## What the exercise asks
Only the lines from the one containing "Read all visible content and emit it as JSON." through the last line below should be written out, exactly and with both ends kept.

## Data extract
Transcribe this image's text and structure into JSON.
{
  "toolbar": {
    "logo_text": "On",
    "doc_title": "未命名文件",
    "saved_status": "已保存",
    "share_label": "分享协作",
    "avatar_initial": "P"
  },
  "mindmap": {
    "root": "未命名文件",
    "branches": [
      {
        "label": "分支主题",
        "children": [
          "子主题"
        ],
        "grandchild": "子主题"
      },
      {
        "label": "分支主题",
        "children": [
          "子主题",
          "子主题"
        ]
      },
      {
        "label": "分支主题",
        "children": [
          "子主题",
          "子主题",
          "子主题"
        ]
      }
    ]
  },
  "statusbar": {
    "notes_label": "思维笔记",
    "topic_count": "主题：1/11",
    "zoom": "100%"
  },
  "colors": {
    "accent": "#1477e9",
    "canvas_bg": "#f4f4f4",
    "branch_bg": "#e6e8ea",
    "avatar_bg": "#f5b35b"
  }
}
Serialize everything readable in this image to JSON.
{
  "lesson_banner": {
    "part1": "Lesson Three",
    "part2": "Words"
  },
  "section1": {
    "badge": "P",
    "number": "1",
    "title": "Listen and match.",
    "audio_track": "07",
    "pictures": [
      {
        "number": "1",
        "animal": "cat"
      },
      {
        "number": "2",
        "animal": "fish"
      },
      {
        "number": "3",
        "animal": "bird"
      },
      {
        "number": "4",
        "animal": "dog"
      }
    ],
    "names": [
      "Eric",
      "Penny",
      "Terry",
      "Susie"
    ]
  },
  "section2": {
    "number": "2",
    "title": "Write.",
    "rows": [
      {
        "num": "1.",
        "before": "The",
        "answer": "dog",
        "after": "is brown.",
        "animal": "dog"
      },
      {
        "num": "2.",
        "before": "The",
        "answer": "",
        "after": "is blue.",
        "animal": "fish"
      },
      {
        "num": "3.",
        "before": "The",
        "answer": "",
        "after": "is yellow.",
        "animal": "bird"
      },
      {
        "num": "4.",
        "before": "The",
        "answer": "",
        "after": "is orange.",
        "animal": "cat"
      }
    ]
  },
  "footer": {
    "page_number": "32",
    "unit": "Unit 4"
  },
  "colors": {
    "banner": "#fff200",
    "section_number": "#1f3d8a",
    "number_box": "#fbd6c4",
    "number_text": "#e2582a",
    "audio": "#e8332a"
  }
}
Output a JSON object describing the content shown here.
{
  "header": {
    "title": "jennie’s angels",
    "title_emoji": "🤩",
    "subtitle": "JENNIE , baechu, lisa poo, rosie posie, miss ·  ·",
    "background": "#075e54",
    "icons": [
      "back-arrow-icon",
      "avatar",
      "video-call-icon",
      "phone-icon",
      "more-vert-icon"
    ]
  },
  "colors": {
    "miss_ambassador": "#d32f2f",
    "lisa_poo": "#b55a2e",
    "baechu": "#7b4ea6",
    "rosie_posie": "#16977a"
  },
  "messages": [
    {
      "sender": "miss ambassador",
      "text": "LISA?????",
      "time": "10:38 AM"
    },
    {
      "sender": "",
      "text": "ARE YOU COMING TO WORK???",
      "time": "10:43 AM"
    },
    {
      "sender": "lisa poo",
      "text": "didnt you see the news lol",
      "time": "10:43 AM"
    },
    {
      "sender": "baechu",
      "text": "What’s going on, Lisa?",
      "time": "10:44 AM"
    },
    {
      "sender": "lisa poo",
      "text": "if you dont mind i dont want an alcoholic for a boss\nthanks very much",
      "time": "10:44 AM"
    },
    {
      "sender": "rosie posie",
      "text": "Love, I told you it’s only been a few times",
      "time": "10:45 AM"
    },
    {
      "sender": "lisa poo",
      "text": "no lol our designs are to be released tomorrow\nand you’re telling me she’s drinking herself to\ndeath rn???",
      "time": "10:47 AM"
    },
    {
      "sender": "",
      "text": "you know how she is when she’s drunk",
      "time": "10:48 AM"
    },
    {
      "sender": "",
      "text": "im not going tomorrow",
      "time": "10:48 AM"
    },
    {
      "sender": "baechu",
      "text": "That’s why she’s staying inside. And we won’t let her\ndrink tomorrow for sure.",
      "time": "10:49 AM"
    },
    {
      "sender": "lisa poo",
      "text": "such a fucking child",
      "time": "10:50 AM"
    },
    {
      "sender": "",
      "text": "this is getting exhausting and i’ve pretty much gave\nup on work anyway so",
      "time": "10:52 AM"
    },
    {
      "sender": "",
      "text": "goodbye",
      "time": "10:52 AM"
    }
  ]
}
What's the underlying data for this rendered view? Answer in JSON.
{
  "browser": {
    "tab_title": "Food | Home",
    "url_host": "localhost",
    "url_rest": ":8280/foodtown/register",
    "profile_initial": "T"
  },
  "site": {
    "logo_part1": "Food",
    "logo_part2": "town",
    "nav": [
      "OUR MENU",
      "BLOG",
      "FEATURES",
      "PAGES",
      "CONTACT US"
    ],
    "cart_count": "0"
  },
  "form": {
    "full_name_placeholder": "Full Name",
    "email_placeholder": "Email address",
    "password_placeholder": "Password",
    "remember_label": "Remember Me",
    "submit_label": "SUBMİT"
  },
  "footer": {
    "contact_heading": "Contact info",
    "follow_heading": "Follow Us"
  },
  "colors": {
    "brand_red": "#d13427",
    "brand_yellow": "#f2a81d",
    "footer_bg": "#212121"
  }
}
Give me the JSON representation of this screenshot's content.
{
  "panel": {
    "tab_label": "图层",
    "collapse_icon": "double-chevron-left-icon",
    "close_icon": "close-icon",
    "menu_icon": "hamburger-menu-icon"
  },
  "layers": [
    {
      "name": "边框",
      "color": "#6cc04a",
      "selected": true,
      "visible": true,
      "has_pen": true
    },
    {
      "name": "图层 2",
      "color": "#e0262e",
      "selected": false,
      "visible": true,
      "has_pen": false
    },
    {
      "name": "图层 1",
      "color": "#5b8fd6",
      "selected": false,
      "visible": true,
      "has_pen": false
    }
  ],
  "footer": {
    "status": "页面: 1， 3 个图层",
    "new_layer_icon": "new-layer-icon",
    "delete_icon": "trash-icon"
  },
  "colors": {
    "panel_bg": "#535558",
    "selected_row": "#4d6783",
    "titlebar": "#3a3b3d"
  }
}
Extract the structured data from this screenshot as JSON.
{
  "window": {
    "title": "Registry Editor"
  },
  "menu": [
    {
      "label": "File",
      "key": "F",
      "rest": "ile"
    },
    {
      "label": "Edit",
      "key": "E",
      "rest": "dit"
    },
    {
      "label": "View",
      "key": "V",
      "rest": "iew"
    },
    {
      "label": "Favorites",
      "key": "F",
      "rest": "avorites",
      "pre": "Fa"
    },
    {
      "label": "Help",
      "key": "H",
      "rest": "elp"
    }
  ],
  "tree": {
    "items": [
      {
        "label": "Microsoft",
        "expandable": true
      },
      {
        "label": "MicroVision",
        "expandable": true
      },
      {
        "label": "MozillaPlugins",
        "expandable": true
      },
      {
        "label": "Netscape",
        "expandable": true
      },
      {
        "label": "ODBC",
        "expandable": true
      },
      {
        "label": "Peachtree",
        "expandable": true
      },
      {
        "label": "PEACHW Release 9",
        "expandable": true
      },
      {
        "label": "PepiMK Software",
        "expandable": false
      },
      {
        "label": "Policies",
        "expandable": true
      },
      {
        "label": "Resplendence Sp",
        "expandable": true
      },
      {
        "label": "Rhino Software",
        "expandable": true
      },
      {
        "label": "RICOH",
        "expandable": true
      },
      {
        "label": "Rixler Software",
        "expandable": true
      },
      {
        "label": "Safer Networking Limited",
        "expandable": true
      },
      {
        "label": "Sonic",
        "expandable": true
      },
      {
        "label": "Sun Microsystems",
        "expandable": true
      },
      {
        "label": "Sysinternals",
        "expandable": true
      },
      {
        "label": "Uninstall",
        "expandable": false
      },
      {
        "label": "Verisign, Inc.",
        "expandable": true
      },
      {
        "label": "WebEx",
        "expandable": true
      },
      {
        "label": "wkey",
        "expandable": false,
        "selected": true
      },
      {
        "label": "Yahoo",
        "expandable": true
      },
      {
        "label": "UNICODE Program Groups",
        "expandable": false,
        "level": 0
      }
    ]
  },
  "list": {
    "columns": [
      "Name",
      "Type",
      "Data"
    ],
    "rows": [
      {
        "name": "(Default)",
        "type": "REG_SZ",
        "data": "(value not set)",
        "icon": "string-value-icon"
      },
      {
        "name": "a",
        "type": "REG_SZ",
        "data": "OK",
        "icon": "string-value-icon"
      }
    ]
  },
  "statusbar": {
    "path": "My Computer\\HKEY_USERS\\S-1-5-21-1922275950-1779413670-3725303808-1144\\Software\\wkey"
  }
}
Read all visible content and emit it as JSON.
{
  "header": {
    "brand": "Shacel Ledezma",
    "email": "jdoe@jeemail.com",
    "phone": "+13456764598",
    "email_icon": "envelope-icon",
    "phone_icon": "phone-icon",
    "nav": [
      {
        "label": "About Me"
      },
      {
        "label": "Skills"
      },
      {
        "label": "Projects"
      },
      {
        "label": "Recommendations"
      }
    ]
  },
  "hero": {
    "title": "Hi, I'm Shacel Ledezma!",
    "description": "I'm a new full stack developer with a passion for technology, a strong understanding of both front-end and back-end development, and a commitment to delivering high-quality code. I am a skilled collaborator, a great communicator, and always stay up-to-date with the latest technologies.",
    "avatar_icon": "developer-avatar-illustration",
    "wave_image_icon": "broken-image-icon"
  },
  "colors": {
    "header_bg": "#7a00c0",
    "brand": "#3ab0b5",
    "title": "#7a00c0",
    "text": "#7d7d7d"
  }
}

## Task result
Read all visible content and emit it as JSON.
{
  "header": {
    "brand": "Shacel Ledezma",
    "email": "jdoe@jeemail.com",
    "phone": "+13456764598",
    "email_icon": "envelope-icon",
    "phone_icon": "phone-icon",
    "nav": [
      {
        "label": "About Me"
      },
      {
        "label": "Skills"
      },
      {
        "label": "Projects"
      },
      {
        "label": "Recommendations"
      }
    ]
  },
  "hero": {
    "title": "Hi, I'm Shacel Ledezma!",
    "description": "I'm a new full stack developer with a passion for technology, a strong understanding of both front-end and back-end development, and a commitment to delivering high-quality code. I am a skilled collaborator, a great communicator, and always stay up-to-date with the latest technologies.",
    "avatar_icon": "developer-avatar-illustration",
    "wave_image_icon": "broken-image-icon"
  },
  "colors": {
    "header_bg": "#7a00c0",
    "brand": "#3ab0b5",
    "title": "#7a00c0",
    "text": "#7d7d7d"
  }
}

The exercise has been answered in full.